====== Records shown ======

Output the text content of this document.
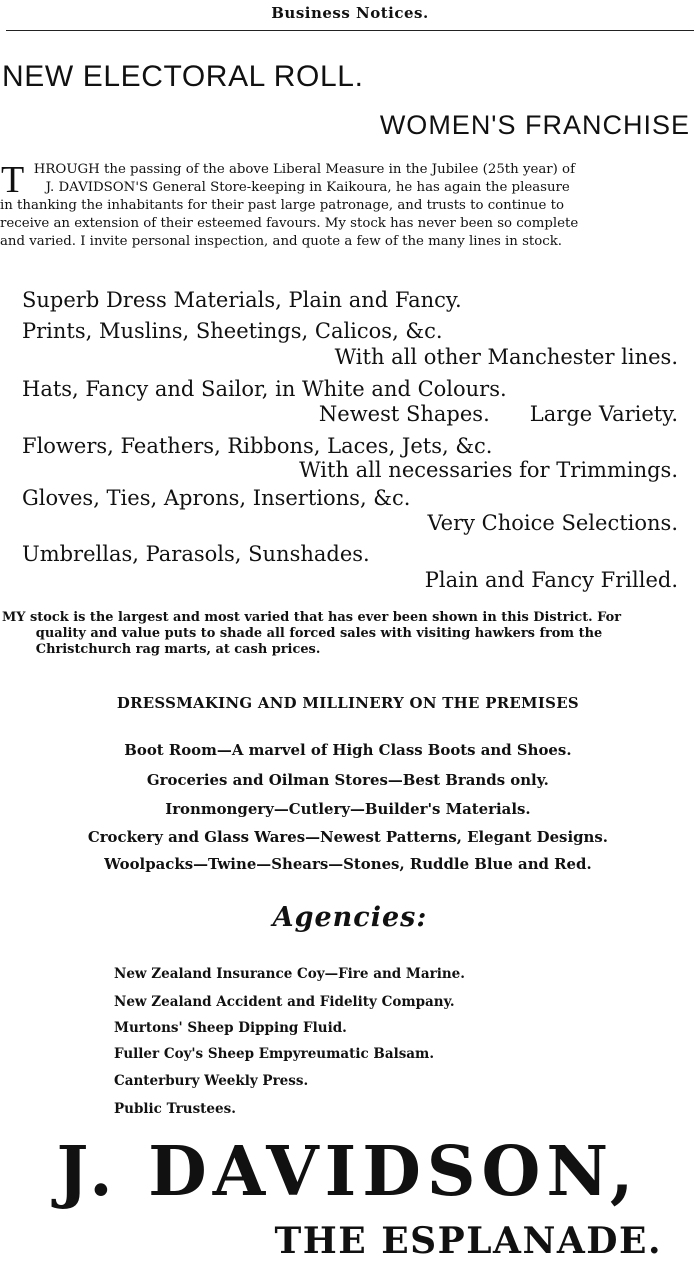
Business Notices.
NEW ELECTORAL ROLL.
WOMEN'S FRANCHISE
T HROUGH the passing of the above Liberal Measure in the Jubilee (25th year) of
J. DAVIDSON'S General Store-keeping in Kaikoura, he has again the pleasure
in thanking the inhabitants for their past large patronage, and trusts to continue to
receive an extension of their esteemed favours. My stock has never been so complete
and varied. I invite personal inspection, and quote a few of the many lines in stock.
Superb Dress Materials, Plain and Fancy.
Prints, Muslins, Sheetings, Calicos, &c.
With all other Manchester lines.
Hats, Fancy and Sailor, in White and Colours.
Newest Shapes.      Large Variety.
Flowers, Feathers, Ribbons, Laces, Jets, &c.
With all necessaries for Trimmings.
Gloves, Ties, Aprons, Insertions, &c.
Very Choice Selections.
Umbrellas, Parasols, Sunshades.
Plain and Fancy Frilled.
MY stock is the largest and most varied that has ever been shown in this District. For
quality and value puts to shade all forced sales with visiting hawkers from the
Christchurch rag marts, at cash prices.
DRESSMAKING AND MILLINERY ON THE PREMISES
Boot Room—A marvel of High Class Boots and Shoes.
Groceries and Oilman Stores—Best Brands only.
Ironmongery—Cutlery—Builder's Materials.
Crockery and Glass Wares—Newest Patterns, Elegant Designs.
Woolpacks—Twine—Shears—Stones, Ruddle Blue and Red.
Agencies:
New Zealand Insurance Coy—Fire and Marine.
New Zealand Accident and Fidelity Company.
Murtons' Sheep Dipping Fluid.
Fuller Coy's Sheep Empyreumatic Balsam.
Canterbury Weekly Press.
Public Trustees.
J. DAVIDSON,
THE ESPLANADE.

======

Problem to work on: Transcribe each entry above exactly, apart from the pictures.

Correct output:
Output the text content of this document.
Business Notices.
NEW ELECTORAL ROLL.
WOMEN'S FRANCHISE
T HROUGH the passing of the above Liberal Measure in the Jubilee (25th year) of
J. DAVIDSON'S General Store-keeping in Kaikoura, he has again the pleasure
in thanking the inhabitants for their past large patronage, and trusts to continue to
receive an extension of their esteemed favours. My stock has never been so complete
and varied. I invite personal inspection, and quote a few of the many lines in stock.
Superb Dress Materials, Plain and Fancy.
Prints, Muslins, Sheetings, Calicos, &c.
With all other Manchester lines.
Hats, Fancy and Sailor, in White and Colours.
Newest Shapes.      Large Variety.
Flowers, Feathers, Ribbons, Laces, Jets, &c.
With all necessaries for Trimmings.
Gloves, Ties, Aprons, Insertions, &c.
Very Choice Selections.
Umbrellas, Parasols, Sunshades.
Plain and Fancy Frilled.
MY stock is the largest and most varied that has ever been shown in this District. For
quality and value puts to shade all forced sales with visiting hawkers from the
Christchurch rag marts, at cash prices.
DRESSMAKING AND MILLINERY ON THE PREMISES
Boot Room—A marvel of High Class Boots and Shoes.
Groceries and Oilman Stores—Best Brands only.
Ironmongery—Cutlery—Builder's Materials.
Crockery and Glass Wares—Newest Patterns, Elegant Designs.
Woolpacks—Twine—Shears—Stones, Ruddle Blue and Red.
Agencies:
New Zealand Insurance Coy—Fire and Marine.
New Zealand Accident and Fidelity Company.
Murtons' Sheep Dipping Fluid.
Fuller Coy's Sheep Empyreumatic Balsam.
Canterbury Weekly Press.
Public Trustees.
J. DAVIDSON,
THE ESPLANADE.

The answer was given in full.